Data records
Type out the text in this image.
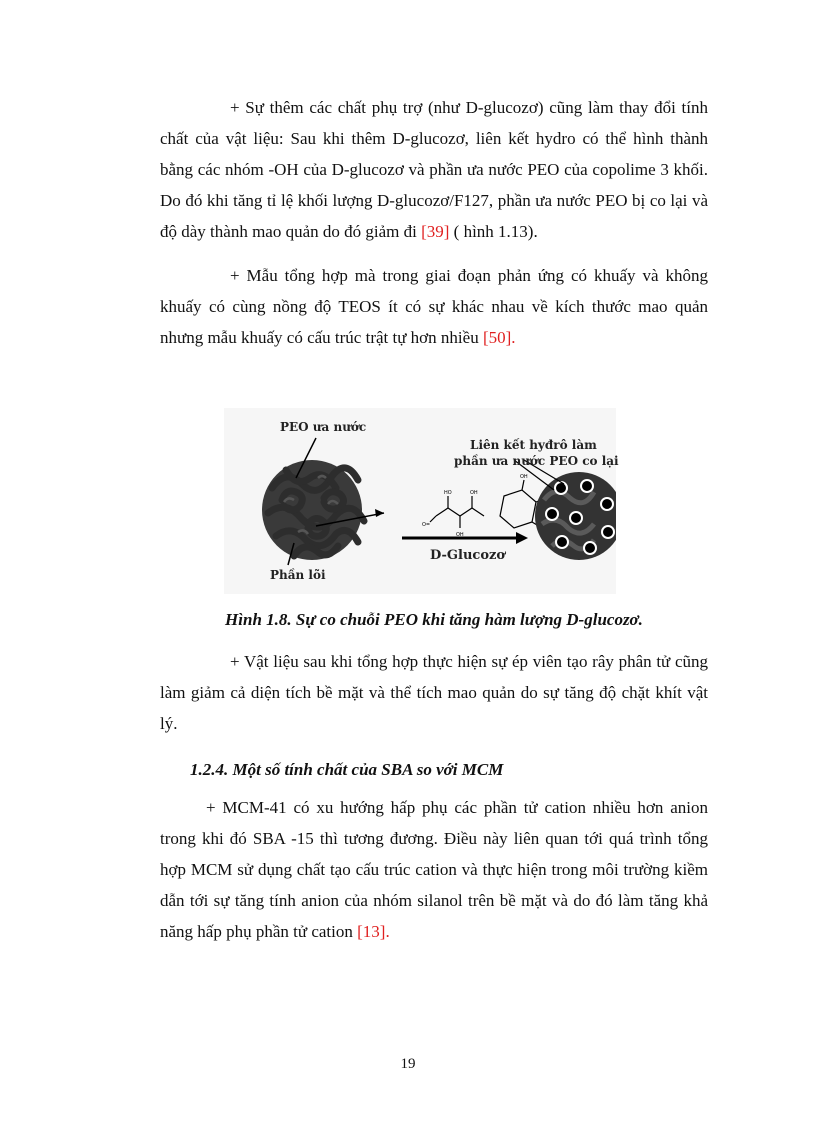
+ Sự thêm các chất phụ trợ (như D-glucozơ) cũng làm thay đổi tính chất của vật liệu: Sau khi thêm D-glucozơ, liên kết hydro có thể hình thành bằng các nhóm -OH của D-glucozơ và phần ưa nước PEO của copolime 3 khối. Do đó khi tăng tỉ lệ khối lượng D-glucozơ/F127, phần ưa nước PEO bị co lại và độ dày thành mao quản do đó giảm đi [39] ( hình 1.13).

+ Mẫu tổng hợp mà trong giai đoạn phản ứng có khuấy và không khuấy có cùng nồng độ TEOS ít có sự khác nhau về kích thước mao quản nhưng mẫu khuấy có cấu trúc trật tự hơn nhiều [50].

HO	OH
OH
O=
OH
PEO ưa nước
Liên kết hyđrô làm
phần ưa nước PEO co lại
Phần lõi
D-Glucozơ

Hình 1.8. Sự co chuỗi PEO khi tăng hàm lượng D-glucozơ.

+ Vật liệu sau khi tổng hợp thực hiện sự ép viên tạo rây phân tử cũng làm giảm cả diện tích bề mặt và thể tích mao quản do sự tăng độ chặt khít vật lý.

1.2.4. Một số tính chất của SBA so với MCM

+ MCM-41 có xu hướng hấp phụ các phần tử cation nhiều hơn anion trong khi đó SBA -15 thì tương đương. Điều này liên quan tới quá trình tổng hợp MCM sử dụng chất tạo cấu trúc cation và thực hiện trong môi trường kiềm dẫn tới sự tăng tính anion của nhóm silanol trên bề mặt và do đó làm tăng khả năng hấp phụ phần tử cation [13].

19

● **What the task asks**
Find the number of lines in which the word "liệu" occurs, and write nothing but that number.

● **Completed exercise**
2